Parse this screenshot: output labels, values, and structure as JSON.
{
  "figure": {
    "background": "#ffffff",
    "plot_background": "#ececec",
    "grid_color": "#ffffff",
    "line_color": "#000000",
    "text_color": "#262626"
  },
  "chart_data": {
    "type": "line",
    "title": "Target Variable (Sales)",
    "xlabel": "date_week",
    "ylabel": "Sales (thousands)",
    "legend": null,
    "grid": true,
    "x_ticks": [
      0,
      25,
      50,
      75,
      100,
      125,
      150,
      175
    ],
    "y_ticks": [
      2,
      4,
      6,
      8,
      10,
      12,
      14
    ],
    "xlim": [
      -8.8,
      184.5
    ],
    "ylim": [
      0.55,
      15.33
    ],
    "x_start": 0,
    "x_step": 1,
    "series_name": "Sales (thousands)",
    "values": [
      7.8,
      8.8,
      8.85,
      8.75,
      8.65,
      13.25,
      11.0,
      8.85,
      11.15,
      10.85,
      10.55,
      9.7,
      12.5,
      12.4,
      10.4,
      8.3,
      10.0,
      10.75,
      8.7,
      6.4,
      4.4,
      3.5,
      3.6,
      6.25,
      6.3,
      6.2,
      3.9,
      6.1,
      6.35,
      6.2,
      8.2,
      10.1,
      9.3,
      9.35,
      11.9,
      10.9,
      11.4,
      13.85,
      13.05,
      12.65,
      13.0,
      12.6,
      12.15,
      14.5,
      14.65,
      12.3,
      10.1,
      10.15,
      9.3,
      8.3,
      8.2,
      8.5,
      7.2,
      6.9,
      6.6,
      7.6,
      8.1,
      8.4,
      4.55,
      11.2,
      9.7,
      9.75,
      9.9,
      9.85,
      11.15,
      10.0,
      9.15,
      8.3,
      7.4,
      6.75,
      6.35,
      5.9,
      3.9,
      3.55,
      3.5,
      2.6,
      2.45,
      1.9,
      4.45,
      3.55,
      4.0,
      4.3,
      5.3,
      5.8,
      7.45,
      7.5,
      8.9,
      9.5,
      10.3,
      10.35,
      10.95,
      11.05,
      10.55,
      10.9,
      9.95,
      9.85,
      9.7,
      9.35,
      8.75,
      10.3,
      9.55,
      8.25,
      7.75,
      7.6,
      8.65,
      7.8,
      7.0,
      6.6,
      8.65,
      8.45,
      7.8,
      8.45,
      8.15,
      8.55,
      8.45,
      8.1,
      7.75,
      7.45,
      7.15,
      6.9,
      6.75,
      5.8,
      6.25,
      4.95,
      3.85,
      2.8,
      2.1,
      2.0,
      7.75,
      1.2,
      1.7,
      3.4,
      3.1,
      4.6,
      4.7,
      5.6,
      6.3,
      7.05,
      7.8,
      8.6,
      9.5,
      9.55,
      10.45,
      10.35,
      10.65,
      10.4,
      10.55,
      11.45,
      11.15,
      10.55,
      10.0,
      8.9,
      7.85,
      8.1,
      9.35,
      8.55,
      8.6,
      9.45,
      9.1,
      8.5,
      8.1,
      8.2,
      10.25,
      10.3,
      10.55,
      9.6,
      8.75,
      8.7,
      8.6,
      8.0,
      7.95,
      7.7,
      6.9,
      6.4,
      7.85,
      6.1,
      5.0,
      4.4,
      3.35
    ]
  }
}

+--

» **Problem to solve**
How many of the lines above contain the string "Sales"? Give the number only.

» **Full answer**
3